*WORK INSTRUCTIONS*.
Go through the material below and count the lines with the string "label"; the number is the whole answer.

*GIVEN RECORDS*.
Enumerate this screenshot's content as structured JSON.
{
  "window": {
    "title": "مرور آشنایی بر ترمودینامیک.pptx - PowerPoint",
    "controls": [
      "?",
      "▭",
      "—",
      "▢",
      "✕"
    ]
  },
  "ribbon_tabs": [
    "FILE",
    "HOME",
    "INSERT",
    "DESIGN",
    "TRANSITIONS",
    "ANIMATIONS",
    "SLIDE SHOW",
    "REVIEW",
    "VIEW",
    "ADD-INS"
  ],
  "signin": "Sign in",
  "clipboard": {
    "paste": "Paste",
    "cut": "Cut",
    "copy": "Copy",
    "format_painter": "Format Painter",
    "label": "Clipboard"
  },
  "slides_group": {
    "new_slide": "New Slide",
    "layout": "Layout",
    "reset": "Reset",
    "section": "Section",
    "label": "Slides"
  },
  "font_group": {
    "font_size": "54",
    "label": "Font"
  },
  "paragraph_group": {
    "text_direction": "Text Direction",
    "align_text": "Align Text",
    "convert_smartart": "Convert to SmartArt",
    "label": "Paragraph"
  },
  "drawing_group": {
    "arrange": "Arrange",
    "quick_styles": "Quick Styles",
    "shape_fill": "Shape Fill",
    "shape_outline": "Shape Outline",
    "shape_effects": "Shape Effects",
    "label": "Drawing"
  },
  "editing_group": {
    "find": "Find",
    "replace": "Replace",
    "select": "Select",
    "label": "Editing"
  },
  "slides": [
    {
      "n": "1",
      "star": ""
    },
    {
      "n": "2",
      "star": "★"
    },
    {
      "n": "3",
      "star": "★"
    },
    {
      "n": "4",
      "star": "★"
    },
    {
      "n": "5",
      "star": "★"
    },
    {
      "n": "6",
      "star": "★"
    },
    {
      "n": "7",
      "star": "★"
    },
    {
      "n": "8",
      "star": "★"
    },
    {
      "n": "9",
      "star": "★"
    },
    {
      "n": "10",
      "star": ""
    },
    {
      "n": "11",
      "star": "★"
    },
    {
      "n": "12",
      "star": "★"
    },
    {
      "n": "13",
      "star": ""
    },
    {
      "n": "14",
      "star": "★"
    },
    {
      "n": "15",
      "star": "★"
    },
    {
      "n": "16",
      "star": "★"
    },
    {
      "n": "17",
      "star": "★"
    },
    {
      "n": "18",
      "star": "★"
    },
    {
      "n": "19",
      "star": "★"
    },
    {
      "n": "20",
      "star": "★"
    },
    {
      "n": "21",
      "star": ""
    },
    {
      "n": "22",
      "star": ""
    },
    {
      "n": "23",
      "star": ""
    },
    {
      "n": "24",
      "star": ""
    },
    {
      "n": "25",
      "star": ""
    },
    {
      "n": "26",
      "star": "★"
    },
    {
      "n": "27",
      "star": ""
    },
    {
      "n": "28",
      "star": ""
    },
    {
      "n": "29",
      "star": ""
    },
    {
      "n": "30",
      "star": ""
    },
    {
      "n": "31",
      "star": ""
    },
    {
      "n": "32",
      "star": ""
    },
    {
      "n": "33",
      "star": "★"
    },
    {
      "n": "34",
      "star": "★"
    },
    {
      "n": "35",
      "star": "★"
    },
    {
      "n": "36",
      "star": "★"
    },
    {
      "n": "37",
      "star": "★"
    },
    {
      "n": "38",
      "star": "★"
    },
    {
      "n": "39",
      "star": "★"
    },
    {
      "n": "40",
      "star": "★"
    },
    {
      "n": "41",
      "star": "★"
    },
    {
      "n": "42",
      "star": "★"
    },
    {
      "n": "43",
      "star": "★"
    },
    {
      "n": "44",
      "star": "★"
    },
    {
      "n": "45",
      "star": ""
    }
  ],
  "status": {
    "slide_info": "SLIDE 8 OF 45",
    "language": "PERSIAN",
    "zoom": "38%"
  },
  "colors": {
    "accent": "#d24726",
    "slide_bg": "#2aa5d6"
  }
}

*RESPONSE TO THE EXERCISE*.
6